• WHAT TO PRODUCE: Rewrite everything from the start of the rows up to and including the line containing "The cover 18 is at (387, 398)." as a Markdown table with two columns, No and Line, numbering each line and leaving out blank lines.

*-*-*

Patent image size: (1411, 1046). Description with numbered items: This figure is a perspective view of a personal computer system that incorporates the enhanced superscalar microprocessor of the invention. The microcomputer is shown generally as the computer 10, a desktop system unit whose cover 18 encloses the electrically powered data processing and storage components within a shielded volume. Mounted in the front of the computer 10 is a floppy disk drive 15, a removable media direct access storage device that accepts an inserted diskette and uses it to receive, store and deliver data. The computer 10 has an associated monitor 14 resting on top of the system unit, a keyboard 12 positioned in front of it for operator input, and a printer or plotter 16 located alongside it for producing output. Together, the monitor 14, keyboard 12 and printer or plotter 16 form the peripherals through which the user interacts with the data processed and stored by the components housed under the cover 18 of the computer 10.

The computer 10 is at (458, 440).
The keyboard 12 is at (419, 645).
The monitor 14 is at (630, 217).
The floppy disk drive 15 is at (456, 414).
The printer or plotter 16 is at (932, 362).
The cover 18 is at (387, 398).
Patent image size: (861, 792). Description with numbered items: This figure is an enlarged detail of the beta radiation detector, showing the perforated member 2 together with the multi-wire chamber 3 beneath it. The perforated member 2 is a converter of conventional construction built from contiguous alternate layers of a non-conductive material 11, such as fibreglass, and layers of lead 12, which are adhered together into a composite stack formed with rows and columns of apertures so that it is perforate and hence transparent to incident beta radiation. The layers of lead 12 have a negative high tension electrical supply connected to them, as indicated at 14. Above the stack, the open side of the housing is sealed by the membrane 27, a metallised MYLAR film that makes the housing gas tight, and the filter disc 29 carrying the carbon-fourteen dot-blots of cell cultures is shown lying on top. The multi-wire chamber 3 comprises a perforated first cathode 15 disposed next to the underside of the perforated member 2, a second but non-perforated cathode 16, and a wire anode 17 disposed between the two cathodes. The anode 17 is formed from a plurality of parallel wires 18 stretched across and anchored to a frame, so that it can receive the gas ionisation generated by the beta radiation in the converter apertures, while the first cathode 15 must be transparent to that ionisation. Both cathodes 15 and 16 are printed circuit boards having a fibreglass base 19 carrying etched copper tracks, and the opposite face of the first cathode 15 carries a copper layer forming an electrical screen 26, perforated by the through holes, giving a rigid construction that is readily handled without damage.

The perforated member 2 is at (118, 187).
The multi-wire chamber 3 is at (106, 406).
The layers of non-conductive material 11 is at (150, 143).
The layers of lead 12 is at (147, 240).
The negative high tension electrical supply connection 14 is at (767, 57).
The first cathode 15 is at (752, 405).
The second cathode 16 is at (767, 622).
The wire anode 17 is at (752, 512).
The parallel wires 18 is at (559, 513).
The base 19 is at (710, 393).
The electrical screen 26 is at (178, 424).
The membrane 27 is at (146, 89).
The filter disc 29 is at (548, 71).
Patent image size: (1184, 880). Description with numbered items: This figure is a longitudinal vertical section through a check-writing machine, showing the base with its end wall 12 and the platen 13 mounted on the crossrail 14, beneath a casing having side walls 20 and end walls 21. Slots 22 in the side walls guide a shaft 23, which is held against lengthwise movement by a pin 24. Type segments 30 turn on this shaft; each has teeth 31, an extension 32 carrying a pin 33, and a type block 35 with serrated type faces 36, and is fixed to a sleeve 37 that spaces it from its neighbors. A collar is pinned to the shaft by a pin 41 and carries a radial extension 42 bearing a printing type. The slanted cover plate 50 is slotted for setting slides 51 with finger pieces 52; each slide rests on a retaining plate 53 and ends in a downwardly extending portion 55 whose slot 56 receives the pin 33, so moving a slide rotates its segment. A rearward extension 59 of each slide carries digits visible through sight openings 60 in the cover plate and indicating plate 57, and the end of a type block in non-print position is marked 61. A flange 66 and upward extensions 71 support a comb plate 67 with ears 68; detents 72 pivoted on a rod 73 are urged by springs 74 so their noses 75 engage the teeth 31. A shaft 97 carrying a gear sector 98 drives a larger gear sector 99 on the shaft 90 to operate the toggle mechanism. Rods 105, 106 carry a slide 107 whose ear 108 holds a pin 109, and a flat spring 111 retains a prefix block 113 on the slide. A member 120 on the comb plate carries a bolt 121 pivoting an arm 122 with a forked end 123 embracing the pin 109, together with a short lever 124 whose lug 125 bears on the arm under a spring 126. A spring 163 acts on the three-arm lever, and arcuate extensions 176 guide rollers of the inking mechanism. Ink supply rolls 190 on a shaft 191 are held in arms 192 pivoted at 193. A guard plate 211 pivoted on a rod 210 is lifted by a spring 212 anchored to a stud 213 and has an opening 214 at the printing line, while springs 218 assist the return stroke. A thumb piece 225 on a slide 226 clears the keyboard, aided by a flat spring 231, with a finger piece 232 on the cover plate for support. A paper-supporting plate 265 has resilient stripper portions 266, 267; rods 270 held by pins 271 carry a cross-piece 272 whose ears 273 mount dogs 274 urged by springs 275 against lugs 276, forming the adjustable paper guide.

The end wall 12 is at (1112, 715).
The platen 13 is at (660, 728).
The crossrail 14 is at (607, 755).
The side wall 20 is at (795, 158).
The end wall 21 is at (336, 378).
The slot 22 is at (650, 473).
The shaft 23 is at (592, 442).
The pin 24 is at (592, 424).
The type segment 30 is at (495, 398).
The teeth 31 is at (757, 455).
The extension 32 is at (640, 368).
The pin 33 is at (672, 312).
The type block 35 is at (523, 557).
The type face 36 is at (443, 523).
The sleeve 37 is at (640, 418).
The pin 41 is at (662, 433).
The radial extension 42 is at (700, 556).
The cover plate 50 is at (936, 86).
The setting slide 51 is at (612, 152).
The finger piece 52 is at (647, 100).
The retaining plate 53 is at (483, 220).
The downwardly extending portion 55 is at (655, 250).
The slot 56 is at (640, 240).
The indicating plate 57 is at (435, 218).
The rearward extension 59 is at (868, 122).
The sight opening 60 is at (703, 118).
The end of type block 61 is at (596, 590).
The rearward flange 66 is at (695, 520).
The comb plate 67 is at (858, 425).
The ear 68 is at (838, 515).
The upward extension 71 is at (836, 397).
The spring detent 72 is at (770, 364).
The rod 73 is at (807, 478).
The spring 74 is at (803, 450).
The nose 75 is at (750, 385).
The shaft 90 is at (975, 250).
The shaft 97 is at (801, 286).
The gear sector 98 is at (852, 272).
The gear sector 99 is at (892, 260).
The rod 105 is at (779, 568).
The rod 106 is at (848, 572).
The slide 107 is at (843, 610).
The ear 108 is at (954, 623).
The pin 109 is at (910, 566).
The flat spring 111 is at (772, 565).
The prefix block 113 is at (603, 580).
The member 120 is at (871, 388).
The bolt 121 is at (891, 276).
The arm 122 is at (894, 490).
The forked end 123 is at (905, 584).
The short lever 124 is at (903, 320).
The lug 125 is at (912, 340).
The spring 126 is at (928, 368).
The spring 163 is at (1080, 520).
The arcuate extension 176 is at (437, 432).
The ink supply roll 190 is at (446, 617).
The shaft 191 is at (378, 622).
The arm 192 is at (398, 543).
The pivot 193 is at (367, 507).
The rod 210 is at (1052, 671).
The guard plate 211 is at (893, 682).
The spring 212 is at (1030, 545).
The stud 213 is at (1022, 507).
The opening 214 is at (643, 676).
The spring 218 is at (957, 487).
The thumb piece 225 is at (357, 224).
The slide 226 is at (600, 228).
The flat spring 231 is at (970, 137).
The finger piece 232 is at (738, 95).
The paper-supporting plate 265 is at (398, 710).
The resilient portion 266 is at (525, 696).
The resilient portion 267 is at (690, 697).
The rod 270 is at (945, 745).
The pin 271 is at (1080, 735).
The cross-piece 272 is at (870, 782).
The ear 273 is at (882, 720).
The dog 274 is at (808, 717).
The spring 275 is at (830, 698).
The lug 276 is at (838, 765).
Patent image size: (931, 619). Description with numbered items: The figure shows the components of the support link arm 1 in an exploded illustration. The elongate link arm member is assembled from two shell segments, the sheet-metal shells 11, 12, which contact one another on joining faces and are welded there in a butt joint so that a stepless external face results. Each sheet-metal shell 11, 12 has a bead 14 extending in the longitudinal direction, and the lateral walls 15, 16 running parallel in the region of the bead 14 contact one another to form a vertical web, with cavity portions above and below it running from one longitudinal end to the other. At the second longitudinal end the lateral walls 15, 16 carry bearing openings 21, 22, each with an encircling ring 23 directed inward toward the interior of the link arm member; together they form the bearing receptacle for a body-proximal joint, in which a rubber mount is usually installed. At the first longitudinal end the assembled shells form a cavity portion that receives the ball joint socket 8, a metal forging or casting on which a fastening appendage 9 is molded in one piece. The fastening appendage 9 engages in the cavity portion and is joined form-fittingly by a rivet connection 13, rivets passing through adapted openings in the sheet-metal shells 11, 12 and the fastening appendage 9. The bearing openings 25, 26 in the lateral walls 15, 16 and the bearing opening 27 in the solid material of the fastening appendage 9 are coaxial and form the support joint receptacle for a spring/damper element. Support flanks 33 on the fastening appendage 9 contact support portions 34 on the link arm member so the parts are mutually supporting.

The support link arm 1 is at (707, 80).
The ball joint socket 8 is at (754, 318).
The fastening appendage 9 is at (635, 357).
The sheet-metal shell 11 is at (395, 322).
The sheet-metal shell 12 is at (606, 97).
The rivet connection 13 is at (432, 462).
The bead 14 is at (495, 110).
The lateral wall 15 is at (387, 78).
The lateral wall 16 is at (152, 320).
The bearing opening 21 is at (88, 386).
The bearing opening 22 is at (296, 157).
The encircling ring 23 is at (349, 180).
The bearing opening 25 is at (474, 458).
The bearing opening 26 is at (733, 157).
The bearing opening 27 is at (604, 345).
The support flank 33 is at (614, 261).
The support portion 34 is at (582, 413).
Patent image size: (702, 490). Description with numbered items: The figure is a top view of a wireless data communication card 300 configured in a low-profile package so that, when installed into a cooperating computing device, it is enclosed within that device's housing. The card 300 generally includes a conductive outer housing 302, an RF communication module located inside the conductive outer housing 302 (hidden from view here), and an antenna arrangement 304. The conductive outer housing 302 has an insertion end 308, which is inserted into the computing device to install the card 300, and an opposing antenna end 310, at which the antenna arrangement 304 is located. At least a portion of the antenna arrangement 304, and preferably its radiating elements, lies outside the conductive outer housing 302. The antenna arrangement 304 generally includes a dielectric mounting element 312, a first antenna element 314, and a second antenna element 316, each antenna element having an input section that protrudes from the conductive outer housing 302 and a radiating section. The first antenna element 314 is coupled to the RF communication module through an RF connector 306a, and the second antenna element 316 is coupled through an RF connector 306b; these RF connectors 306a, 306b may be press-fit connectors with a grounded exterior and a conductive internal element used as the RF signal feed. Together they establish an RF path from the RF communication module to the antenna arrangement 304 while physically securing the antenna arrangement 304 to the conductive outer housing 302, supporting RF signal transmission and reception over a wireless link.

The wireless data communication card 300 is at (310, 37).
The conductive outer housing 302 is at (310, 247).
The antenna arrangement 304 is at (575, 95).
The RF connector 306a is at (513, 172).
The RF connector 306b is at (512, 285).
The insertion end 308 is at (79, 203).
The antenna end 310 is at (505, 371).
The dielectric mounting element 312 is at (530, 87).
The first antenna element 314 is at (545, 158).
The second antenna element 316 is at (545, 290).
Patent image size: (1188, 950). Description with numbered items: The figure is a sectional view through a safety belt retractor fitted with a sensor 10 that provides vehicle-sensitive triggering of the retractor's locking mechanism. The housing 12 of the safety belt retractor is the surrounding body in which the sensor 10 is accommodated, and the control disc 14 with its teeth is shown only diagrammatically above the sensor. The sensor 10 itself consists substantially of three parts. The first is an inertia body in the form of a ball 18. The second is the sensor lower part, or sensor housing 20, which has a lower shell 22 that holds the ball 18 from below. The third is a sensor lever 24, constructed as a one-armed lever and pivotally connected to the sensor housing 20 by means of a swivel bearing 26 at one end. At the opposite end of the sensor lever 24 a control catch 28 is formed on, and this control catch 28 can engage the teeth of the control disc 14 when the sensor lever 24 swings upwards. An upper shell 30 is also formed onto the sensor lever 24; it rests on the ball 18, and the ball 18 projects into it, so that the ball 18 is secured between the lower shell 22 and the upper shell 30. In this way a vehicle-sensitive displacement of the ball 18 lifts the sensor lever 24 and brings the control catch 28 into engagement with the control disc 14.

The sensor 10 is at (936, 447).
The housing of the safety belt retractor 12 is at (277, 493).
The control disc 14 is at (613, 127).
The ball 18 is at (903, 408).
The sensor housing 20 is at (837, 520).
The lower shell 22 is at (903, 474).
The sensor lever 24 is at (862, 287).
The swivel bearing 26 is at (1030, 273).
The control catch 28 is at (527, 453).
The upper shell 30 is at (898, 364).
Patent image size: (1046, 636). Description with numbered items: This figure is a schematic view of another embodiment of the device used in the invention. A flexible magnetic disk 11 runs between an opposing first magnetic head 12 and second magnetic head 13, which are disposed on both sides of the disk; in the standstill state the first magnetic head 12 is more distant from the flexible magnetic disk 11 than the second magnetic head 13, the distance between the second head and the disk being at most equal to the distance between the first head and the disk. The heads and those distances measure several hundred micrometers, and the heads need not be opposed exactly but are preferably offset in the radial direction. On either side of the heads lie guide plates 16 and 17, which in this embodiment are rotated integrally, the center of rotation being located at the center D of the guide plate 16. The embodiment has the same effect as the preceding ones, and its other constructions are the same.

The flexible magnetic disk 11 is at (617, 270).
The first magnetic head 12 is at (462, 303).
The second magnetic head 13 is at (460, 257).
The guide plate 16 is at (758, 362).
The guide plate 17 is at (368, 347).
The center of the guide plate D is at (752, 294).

*-*-*

• SOLUTION BELOW:
| No | Line |
|---|---|
| 1 | Patent image size: (1411, 1046). Description with numbered items: This figure is a perspective view of a personal computer system that incorporates the enhanced superscalar microprocessor of the invention. The microcomputer is shown generally as the computer 10, a desktop system unit whose cover 18 encloses the electrically powered data processing and storage components within a shielded volume. Mounted in the front of the computer 10 is a floppy disk drive 15, a removable media direct access storage device that accepts an inserted diskette and uses it to receive, store and deliver data. The computer 10 has an associated monitor 14 resting on top of the system unit, a keyboard 12 positioned in front of it for operator input, and a printer or plotter 16 located alongside it for producing output. Together, the monitor 14, keyboard 12 and printer or plotter 16 form the peripherals through which the user interacts with the data processed and stored by the components housed under the cover 18 of the computer 10. |
| 2 | The computer 10 is at (458, 440). |
| 3 | The keyboard 12 is at (419, 645). |
| 4 | The monitor 14 is at (630, 217). |
| 5 | The floppy disk drive 15 is at (456, 414). |
| 6 | The printer or plotter 16 is at (932, 362). |
| 7 | The cover 18 is at (387, 398). |